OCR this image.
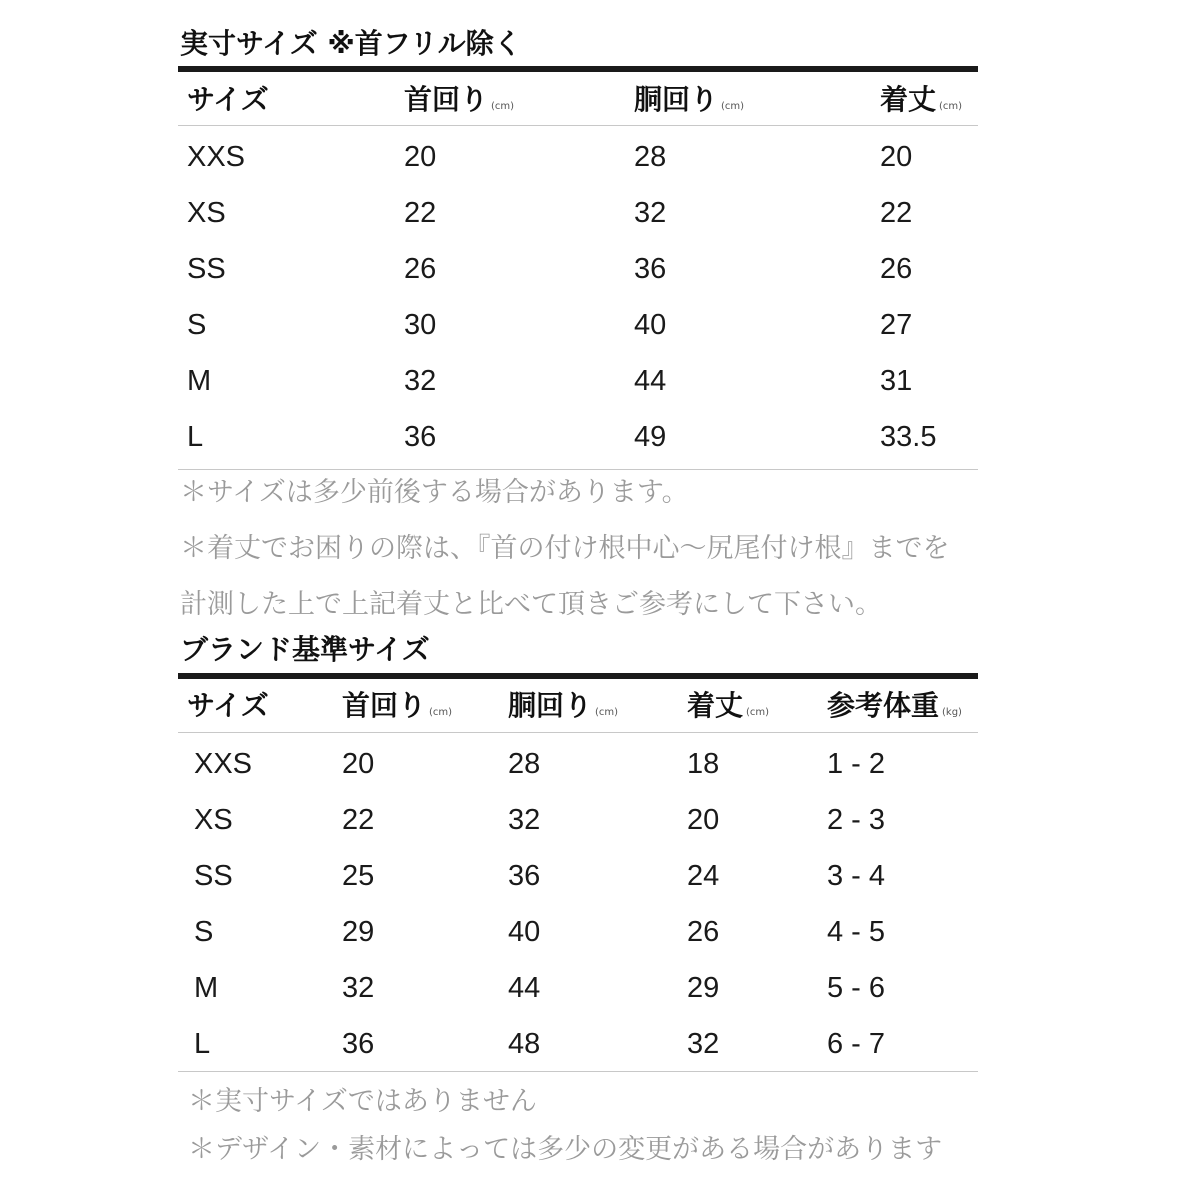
実寸サイズ ※首フリル除く
サイズ	首回り (cm)	胴回り (cm)	着丈 (cm)
XXS	20	28	20
XS	22	32	22
SS	26	36	26
S	30	40	27
M	32	44	31
L	36	49	33.5
＊サイズは多少前後する場合があります。
＊着丈でお困りの際は、『首の付け根中心〜尻尾付け根』までを
計測した上で上記着丈と比べて頂きご参考にして下さい。
ブランド基準サイズ
サイズ	首回り (cm) 胴回り (cm) 着丈 (cm) 参考体重 (kg)
XXS	20	28	18	1 - 2
XS	22	32	20	2 - 3
SS	25	36	24	3 - 4
S	29	40	26	4 - 5
M	32	44	29	5 - 6
L	36	48	32	6 - 7
＊実寸サイズではありません
＊デザイン・素材によっては多少の変更がある場合があります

■ ■ ■ ■

● REQUIRED TASK: Transcribe the complete set of entries verbatim. No pictures belong in the copy.

● RESULT:
OCR this image.
実寸サイズ ※首フリル除く
サイズ	首回り (cm)	胴回り (cm)	着丈 (cm)
XXS	20	28	20
XS	22	32	22
SS	26	36	26
S	30	40	27
M	32	44	31
L	36	49	33.5
＊サイズは多少前後する場合があります。
＊着丈でお困りの際は、『首の付け根中心〜尻尾付け根』までを
計測した上で上記着丈と比べて頂きご参考にして下さい。
ブランド基準サイズ
サイズ	首回り (cm) 胴回り (cm) 着丈 (cm) 参考体重 (kg)
XXS	20	28	18	1 - 2
XS	22	32	20	2 - 3
SS	25	36	24	3 - 4
S	29	40	26	4 - 5
M	32	44	29	5 - 6
L	36	48	32	6 - 7
＊実寸サイズではありません
＊デザイン・素材によっては多少の変更がある場合があります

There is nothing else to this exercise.